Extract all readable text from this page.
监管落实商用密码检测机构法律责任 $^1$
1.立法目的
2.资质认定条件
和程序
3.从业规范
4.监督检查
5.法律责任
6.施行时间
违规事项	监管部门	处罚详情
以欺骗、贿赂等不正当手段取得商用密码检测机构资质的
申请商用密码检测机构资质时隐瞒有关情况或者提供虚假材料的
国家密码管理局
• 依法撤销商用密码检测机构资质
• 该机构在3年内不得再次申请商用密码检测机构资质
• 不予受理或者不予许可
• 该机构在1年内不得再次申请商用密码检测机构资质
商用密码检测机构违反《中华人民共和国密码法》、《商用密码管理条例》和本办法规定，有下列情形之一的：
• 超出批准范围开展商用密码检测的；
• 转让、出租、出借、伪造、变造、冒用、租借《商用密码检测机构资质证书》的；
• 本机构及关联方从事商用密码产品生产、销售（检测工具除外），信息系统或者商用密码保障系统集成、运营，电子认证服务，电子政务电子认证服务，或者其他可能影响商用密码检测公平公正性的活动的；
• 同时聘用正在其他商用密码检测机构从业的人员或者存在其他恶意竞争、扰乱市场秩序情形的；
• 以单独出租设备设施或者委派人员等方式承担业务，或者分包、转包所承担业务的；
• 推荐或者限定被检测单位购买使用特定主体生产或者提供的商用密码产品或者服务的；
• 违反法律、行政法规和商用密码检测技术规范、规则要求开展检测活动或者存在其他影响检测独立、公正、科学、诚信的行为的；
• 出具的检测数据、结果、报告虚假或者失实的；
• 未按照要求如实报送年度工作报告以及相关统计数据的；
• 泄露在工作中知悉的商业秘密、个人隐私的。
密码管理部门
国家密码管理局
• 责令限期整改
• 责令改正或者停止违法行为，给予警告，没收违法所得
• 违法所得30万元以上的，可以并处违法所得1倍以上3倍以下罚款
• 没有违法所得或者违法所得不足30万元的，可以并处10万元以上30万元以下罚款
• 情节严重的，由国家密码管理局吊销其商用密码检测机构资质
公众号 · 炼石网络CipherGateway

──────────

Task requirements — Return all of the entries word for word.

Written answer —
Extract all readable text from this page.
监管落实商用密码检测机构法律责任 $^1$
1.立法目的
2.资质认定条件
和程序
3.从业规范
4.监督检查
5.法律责任
6.施行时间
违规事项	监管部门	处罚详情
以欺骗、贿赂等不正当手段取得商用密码检测机构资质的
申请商用密码检测机构资质时隐瞒有关情况或者提供虚假材料的
国家密码管理局
• 依法撤销商用密码检测机构资质
• 该机构在3年内不得再次申请商用密码检测机构资质
• 不予受理或者不予许可
• 该机构在1年内不得再次申请商用密码检测机构资质
商用密码检测机构违反《中华人民共和国密码法》、《商用密码管理条例》和本办法规定，有下列情形之一的：
• 超出批准范围开展商用密码检测的；
• 转让、出租、出借、伪造、变造、冒用、租借《商用密码检测机构资质证书》的；
• 本机构及关联方从事商用密码产品生产、销售（检测工具除外），信息系统或者商用密码保障系统集成、运营，电子认证服务，电子政务电子认证服务，或者其他可能影响商用密码检测公平公正性的活动的；
• 同时聘用正在其他商用密码检测机构从业的人员或者存在其他恶意竞争、扰乱市场秩序情形的；
• 以单独出租设备设施或者委派人员等方式承担业务，或者分包、转包所承担业务的；
• 推荐或者限定被检测单位购买使用特定主体生产或者提供的商用密码产品或者服务的；
• 违反法律、行政法规和商用密码检测技术规范、规则要求开展检测活动或者存在其他影响检测独立、公正、科学、诚信的行为的；
• 出具的检测数据、结果、报告虚假或者失实的；
• 未按照要求如实报送年度工作报告以及相关统计数据的；
• 泄露在工作中知悉的商业秘密、个人隐私的。
密码管理部门
国家密码管理局
• 责令限期整改
• 责令改正或者停止违法行为，给予警告，没收违法所得
• 违法所得30万元以上的，可以并处违法所得1倍以上3倍以下罚款
• 没有违法所得或者违法所得不足30万元的，可以并处10万元以上30万元以下罚款
• 情节严重的，由国家密码管理局吊销其商用密码检测机构资质
公众号 · 炼石网络CipherGateway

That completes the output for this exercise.